THE REQUEST ▸ For the records that follow, return only the count of lines containing the string "cfmip".
** START RECORDS FOR THIS TASK **
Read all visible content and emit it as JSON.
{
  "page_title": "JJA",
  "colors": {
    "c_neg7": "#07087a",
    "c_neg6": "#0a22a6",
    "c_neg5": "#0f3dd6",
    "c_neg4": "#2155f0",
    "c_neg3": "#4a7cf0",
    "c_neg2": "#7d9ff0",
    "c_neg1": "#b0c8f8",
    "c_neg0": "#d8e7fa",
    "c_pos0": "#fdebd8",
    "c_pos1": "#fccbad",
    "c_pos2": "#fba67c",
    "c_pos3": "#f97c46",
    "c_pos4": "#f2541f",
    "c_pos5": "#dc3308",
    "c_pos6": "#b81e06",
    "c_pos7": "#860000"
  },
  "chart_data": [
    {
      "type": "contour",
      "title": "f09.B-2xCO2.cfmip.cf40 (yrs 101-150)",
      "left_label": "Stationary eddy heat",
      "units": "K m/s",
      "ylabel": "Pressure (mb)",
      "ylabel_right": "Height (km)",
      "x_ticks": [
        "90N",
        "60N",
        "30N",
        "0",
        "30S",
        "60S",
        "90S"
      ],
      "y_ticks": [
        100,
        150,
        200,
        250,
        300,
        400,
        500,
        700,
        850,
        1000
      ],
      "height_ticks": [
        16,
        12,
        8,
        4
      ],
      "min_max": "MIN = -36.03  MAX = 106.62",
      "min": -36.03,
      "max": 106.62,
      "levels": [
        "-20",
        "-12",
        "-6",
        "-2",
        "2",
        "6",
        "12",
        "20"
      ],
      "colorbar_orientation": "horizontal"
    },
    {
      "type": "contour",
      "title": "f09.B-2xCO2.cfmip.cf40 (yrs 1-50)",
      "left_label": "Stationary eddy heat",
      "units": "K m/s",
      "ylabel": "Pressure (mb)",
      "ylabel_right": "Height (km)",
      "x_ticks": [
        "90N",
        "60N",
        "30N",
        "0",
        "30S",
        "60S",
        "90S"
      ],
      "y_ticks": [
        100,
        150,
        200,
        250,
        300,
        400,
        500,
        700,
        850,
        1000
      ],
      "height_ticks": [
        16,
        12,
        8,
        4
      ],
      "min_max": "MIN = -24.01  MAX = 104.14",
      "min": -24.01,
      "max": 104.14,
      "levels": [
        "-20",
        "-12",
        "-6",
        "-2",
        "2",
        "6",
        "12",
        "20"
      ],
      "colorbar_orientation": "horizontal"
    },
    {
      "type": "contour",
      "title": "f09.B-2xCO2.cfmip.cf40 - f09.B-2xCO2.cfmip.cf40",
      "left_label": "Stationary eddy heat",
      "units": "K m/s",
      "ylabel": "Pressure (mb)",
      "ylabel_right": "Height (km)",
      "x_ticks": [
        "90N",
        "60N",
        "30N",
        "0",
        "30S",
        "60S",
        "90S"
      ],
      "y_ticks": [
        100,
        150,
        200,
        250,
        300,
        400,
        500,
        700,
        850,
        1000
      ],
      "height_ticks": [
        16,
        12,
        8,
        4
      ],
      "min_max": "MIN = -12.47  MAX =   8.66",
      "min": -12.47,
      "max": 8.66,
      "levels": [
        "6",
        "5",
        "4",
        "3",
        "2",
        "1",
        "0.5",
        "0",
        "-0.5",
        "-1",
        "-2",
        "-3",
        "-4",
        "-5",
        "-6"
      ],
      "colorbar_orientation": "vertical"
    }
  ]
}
** END RECORDS FOR THIS TASK **
WORKED SOLUTION ▸ 3